TASK INSTRUCTIONS:
Repeat each line exactly, leaving nothing out.
== EXERCISE DATA
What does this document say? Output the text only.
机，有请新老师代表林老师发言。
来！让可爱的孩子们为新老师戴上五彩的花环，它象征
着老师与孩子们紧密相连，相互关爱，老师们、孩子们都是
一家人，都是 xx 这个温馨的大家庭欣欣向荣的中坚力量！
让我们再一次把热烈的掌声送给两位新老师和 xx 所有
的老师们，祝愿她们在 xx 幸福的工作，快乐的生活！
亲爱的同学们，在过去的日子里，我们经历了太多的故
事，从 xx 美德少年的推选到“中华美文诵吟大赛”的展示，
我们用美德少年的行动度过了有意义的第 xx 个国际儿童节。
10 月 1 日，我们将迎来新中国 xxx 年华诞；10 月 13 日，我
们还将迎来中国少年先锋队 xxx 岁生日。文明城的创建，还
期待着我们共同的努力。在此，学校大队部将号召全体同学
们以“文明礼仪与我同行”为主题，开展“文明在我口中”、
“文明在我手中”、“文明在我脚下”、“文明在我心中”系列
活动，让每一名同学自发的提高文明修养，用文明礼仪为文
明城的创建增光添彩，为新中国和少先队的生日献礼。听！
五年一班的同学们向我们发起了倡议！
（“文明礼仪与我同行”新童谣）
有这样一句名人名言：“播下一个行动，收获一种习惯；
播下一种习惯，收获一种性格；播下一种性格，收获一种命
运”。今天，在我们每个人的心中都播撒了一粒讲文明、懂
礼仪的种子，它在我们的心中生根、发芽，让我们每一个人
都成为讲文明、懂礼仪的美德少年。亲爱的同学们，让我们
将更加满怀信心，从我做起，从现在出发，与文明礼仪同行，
====
SOLUTION TO THIS EXERCISE:
What does this document say? Output the text only.
机，有请新老师代表林老师发言。
来！让可爱的孩子们为新老师戴上五彩的花环，它象征
着老师与孩子们紧密相连，相互关爱，老师们、孩子们都是
一家人，都是 xx 这个温馨的大家庭欣欣向荣的中坚力量！
让我们再一次把热烈的掌声送给两位新老师和 xx 所有
的老师们，祝愿她们在 xx 幸福的工作，快乐的生活！
亲爱的同学们，在过去的日子里，我们经历了太多的故
事，从 xx 美德少年的推选到“中华美文诵吟大赛”的展示，
我们用美德少年的行动度过了有意义的第 xx 个国际儿童节。
10 月 1 日，我们将迎来新中国 xxx 年华诞；10 月 13 日，我
们还将迎来中国少年先锋队 xxx 岁生日。文明城的创建，还
期待着我们共同的努力。在此，学校大队部将号召全体同学
们以“文明礼仪与我同行”为主题，开展“文明在我口中”、
“文明在我手中”、“文明在我脚下”、“文明在我心中”系列
活动，让每一名同学自发的提高文明修养，用文明礼仪为文
明城的创建增光添彩，为新中国和少先队的生日献礼。听！
五年一班的同学们向我们发起了倡议！
（“文明礼仪与我同行”新童谣）
有这样一句名人名言：“播下一个行动，收获一种习惯；
播下一种习惯，收获一种性格；播下一种性格，收获一种命
运”。今天，在我们每个人的心中都播撒了一粒讲文明、懂
礼仪的种子，它在我们的心中生根、发芽，让我们每一个人
都成为讲文明、懂礼仪的美德少年。亲爱的同学们，让我们
将更加满怀信心，从我做起，从现在出发，与文明礼仪同行，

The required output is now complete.